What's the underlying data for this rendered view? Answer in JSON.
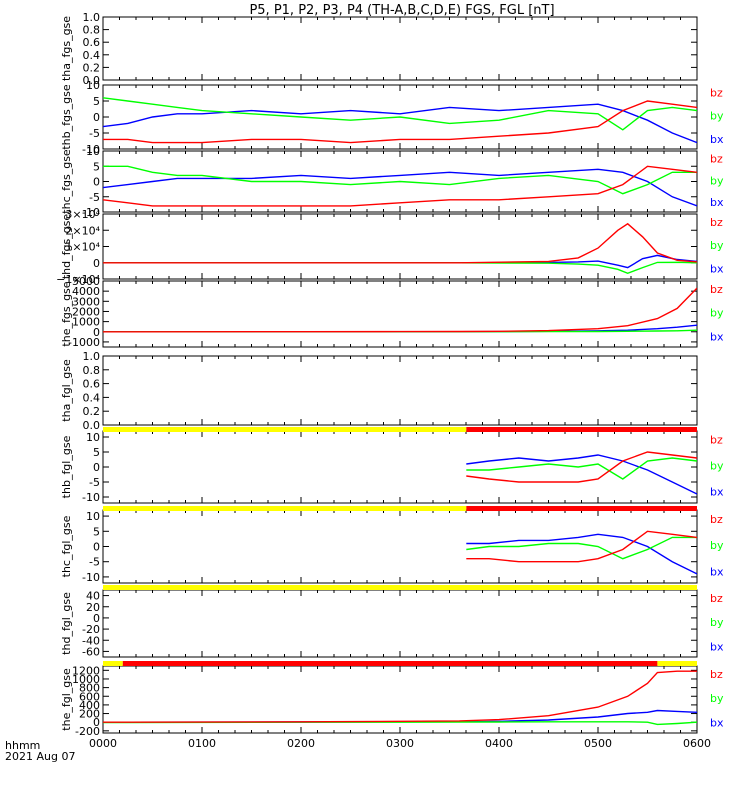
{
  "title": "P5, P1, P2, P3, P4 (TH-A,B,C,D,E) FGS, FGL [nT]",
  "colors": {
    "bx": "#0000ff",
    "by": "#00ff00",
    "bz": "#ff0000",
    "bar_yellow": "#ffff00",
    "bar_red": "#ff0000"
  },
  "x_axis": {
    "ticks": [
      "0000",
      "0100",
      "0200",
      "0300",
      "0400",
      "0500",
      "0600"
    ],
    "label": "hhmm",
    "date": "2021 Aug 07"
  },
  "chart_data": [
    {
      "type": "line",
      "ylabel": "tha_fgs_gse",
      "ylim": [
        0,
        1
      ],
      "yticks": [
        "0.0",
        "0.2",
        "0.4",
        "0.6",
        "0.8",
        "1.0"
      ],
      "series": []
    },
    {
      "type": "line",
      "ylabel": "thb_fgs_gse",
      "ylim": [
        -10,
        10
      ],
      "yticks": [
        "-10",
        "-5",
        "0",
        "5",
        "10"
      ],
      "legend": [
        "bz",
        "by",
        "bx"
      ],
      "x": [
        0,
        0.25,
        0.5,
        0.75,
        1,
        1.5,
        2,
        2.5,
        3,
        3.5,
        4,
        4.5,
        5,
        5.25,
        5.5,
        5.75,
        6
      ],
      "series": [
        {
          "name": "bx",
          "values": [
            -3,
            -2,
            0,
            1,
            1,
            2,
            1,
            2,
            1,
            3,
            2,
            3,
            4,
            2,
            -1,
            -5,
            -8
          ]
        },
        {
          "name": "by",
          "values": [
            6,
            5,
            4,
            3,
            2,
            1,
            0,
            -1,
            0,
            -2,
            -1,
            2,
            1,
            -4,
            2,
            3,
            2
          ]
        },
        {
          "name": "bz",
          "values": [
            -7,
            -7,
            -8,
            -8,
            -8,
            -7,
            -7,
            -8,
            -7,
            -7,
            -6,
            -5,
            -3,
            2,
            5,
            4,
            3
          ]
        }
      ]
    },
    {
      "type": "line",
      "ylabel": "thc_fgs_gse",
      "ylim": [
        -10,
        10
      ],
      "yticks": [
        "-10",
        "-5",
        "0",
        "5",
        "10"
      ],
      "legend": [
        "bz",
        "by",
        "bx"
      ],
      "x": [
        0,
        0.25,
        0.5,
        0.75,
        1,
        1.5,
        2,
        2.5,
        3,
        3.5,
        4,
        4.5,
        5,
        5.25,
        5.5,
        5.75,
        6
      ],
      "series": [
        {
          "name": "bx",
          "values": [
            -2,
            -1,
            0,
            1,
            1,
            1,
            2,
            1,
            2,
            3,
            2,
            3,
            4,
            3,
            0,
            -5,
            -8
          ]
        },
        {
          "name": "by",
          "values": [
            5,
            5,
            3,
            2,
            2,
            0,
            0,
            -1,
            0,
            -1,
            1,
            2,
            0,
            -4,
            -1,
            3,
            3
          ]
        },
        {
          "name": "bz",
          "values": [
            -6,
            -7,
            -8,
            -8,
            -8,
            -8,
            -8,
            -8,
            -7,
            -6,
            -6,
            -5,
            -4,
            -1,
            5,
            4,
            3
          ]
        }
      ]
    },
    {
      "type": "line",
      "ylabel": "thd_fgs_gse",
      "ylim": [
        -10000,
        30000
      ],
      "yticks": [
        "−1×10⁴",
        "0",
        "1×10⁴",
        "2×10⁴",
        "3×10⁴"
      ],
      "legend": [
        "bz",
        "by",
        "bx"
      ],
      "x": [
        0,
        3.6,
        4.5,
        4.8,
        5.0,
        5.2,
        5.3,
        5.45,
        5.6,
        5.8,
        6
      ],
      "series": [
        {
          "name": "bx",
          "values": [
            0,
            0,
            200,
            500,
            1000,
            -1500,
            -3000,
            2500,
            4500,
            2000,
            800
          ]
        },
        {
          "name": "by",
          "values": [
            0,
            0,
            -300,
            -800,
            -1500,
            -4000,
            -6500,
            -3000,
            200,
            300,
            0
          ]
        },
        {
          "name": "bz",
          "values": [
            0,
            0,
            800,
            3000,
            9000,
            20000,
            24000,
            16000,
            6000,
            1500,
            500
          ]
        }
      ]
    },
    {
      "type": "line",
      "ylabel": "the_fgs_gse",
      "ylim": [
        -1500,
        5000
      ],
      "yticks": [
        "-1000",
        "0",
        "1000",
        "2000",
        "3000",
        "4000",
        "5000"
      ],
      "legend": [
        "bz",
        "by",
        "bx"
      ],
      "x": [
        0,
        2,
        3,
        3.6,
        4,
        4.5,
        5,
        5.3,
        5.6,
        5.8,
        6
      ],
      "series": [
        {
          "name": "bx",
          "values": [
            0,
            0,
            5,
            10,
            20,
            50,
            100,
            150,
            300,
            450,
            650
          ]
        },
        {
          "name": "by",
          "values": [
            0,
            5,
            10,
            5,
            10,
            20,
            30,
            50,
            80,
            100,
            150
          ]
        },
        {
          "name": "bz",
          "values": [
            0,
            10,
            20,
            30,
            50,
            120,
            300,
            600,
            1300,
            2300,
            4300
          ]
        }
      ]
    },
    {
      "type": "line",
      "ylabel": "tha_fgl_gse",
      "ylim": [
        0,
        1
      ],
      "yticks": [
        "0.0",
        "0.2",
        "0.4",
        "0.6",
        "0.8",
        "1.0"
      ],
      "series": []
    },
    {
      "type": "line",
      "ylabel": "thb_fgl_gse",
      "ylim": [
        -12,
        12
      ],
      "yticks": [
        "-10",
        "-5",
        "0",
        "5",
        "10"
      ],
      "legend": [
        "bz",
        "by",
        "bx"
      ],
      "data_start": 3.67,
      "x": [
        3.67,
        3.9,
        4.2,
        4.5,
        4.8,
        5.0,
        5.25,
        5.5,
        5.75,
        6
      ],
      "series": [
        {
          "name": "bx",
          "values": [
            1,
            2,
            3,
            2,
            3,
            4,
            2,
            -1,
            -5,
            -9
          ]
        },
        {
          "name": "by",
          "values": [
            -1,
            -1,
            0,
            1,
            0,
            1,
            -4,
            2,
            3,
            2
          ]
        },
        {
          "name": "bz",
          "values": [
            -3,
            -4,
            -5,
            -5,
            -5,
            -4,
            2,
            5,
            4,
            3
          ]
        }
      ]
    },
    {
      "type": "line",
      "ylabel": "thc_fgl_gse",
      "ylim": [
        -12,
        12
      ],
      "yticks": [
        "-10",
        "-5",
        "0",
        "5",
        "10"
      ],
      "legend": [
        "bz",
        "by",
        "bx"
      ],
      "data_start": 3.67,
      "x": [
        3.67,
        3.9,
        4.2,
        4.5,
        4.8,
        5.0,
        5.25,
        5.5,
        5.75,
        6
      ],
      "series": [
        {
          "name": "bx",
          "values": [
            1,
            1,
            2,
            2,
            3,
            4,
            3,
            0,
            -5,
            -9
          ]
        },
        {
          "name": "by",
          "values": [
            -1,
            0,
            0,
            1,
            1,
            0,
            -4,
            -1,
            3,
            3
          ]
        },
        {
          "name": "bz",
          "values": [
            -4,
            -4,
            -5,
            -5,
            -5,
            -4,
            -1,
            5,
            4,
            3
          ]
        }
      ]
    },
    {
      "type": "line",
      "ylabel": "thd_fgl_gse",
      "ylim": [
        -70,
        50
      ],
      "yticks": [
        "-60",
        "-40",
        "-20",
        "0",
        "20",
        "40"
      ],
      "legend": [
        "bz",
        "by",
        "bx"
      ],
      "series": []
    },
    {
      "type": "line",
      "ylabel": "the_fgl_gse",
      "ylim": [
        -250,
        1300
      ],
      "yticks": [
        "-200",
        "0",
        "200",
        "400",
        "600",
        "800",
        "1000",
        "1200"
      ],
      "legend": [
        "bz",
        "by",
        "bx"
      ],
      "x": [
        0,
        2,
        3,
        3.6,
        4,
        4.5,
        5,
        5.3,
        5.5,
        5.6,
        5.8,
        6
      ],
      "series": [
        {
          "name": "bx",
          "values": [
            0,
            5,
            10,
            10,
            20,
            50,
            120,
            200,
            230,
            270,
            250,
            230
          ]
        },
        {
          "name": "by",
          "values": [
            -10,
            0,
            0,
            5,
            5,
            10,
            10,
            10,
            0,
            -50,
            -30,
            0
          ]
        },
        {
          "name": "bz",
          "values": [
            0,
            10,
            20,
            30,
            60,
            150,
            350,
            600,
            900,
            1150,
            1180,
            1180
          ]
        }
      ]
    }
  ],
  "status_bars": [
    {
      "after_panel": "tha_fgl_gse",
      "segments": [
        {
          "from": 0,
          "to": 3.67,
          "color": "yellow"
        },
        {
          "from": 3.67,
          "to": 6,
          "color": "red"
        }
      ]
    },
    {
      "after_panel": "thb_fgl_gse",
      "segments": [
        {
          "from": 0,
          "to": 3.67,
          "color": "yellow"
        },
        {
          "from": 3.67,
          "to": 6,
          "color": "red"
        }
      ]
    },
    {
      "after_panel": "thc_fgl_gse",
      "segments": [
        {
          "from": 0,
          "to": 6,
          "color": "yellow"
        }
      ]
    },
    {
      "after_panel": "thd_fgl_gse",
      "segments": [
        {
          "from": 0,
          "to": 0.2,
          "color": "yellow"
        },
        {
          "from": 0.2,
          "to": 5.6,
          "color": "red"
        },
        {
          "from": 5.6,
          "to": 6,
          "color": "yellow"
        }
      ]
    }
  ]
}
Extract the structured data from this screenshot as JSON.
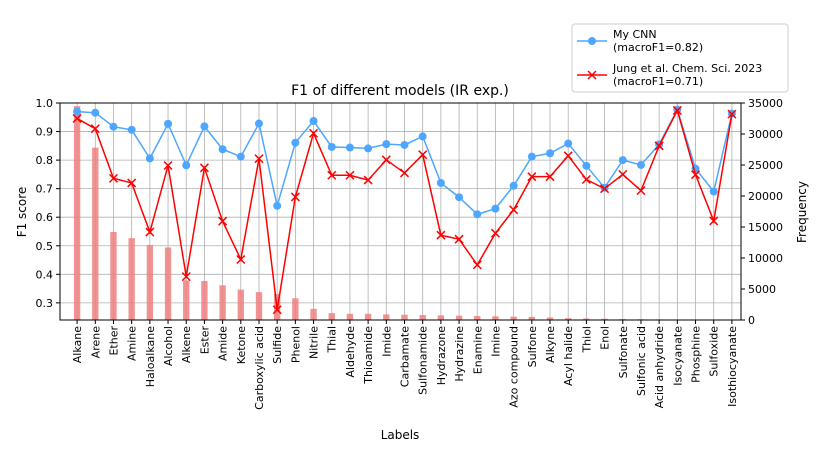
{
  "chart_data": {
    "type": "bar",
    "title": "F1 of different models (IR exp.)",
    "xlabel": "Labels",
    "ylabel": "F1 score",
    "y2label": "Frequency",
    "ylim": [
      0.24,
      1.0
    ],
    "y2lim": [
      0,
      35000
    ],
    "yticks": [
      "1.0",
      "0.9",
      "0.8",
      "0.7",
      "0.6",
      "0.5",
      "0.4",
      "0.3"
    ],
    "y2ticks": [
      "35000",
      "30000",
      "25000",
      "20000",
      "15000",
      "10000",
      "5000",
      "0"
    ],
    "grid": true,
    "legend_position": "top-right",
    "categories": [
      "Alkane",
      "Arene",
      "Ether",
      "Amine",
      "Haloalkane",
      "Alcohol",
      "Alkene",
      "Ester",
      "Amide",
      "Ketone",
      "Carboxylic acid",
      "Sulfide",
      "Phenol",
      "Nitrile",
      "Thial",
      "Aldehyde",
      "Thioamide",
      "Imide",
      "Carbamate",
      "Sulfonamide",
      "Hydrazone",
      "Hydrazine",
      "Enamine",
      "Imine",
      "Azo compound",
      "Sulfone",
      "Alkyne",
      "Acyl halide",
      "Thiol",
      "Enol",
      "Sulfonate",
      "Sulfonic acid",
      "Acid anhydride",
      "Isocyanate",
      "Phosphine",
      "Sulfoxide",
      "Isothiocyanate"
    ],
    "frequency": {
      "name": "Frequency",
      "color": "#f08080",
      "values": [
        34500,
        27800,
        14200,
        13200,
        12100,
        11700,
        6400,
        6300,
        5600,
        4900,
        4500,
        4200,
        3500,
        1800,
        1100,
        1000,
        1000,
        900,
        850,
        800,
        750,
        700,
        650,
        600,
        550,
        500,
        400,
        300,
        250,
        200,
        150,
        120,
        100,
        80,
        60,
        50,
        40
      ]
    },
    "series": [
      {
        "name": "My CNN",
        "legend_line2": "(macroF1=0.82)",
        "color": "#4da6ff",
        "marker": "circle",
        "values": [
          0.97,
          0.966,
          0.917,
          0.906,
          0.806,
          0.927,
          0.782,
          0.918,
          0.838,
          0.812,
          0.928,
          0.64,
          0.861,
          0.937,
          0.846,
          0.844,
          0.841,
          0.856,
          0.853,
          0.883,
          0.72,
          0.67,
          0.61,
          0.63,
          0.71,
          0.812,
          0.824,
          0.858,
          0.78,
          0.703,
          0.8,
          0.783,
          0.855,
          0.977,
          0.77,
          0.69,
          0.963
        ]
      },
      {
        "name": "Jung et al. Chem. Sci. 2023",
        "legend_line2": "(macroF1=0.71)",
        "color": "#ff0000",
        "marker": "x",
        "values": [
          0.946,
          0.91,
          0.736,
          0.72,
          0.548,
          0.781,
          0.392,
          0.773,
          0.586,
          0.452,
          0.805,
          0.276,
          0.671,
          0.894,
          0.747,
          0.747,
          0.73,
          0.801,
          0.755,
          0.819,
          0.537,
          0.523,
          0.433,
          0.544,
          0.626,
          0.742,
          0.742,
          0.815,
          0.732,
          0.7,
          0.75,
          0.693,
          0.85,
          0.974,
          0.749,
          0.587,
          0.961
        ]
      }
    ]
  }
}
◆ ◆ ◆ ◆
_Required task_
Look through the entries above; copy every line holding the string "JSON".

_Task response_
What's the underlying data for this rendered view? Answer in JSON.
Extract the structured data from this screenshot as JSON.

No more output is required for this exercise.